Answer with nothing but a number: how many lines include the word "sermon"?

Saved data entries:
============================================================

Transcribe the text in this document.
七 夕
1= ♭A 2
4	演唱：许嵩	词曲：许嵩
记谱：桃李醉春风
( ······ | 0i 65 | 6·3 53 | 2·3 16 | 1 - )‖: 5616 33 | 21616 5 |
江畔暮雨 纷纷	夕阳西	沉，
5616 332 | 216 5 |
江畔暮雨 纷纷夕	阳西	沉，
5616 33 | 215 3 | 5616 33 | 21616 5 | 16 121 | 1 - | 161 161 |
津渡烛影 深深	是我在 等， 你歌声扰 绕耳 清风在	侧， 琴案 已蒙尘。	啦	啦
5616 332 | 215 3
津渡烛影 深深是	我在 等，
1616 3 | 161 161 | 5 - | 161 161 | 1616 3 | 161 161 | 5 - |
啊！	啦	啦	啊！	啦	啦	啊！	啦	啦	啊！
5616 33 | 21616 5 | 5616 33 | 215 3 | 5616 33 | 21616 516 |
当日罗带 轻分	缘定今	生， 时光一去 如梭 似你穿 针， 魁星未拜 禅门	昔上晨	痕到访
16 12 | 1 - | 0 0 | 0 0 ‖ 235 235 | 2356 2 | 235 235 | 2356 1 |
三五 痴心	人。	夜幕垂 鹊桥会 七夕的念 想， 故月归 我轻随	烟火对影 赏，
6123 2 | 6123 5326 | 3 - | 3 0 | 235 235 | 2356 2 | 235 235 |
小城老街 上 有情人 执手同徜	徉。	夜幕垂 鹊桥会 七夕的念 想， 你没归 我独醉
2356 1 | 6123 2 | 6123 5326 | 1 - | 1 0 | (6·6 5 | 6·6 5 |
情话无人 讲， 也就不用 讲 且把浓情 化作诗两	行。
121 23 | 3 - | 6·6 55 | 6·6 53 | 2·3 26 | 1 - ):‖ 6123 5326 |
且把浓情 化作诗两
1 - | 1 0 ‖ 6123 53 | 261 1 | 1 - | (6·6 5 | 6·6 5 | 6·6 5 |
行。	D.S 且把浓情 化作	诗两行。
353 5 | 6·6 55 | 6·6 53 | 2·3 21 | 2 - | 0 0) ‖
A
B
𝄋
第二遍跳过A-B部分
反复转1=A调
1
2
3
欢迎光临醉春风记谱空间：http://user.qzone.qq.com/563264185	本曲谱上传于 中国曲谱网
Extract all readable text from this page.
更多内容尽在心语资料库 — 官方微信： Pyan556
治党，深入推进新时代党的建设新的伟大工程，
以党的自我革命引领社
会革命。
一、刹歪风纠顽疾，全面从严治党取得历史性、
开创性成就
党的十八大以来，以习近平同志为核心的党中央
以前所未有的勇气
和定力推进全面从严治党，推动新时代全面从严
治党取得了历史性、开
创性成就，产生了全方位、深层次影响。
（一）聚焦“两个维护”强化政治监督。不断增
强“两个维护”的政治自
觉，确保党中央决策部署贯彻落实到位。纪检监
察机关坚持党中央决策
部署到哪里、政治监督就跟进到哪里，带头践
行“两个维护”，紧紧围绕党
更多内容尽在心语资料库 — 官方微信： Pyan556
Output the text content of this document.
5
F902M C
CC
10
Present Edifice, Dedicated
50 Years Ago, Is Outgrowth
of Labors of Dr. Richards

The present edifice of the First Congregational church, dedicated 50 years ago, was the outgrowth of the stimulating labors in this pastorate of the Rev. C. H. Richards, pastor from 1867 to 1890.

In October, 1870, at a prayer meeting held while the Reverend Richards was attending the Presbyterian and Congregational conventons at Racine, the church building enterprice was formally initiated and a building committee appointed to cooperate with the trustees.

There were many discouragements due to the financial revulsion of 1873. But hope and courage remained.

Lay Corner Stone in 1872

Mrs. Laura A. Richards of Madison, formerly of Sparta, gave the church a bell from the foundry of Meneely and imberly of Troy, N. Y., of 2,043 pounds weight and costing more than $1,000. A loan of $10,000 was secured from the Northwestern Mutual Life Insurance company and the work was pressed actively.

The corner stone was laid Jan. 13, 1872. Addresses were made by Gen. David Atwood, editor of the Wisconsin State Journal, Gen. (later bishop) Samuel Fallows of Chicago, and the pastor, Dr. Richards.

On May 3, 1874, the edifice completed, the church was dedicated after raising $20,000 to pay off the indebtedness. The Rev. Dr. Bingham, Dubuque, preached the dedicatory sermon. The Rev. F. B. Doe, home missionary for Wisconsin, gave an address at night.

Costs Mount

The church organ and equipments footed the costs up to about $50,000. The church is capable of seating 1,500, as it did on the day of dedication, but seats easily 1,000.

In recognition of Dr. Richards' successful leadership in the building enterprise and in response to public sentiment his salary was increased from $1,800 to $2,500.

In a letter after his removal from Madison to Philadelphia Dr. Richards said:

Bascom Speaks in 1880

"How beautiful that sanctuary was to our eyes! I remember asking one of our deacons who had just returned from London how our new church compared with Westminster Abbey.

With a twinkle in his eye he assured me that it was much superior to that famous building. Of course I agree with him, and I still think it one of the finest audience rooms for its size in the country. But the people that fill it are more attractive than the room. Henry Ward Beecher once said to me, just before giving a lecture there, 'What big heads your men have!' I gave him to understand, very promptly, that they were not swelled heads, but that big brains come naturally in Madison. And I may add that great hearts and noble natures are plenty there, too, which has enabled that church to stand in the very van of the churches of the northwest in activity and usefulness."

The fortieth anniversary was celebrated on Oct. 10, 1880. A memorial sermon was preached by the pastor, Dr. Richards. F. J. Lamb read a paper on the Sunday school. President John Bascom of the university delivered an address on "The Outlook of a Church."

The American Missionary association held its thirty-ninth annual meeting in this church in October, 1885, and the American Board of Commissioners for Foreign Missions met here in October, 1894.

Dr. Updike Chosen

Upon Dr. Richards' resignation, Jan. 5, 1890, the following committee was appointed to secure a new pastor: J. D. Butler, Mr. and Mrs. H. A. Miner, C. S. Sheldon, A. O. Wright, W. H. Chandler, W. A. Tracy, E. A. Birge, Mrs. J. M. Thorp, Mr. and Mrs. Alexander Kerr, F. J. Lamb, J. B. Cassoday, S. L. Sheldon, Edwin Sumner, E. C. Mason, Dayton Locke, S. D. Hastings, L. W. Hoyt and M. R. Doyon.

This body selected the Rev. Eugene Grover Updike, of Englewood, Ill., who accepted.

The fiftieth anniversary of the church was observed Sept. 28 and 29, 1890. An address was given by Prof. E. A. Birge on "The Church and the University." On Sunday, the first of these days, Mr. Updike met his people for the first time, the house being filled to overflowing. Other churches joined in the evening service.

============================================================

== RESULT FOR THIS EXERCISE ==
2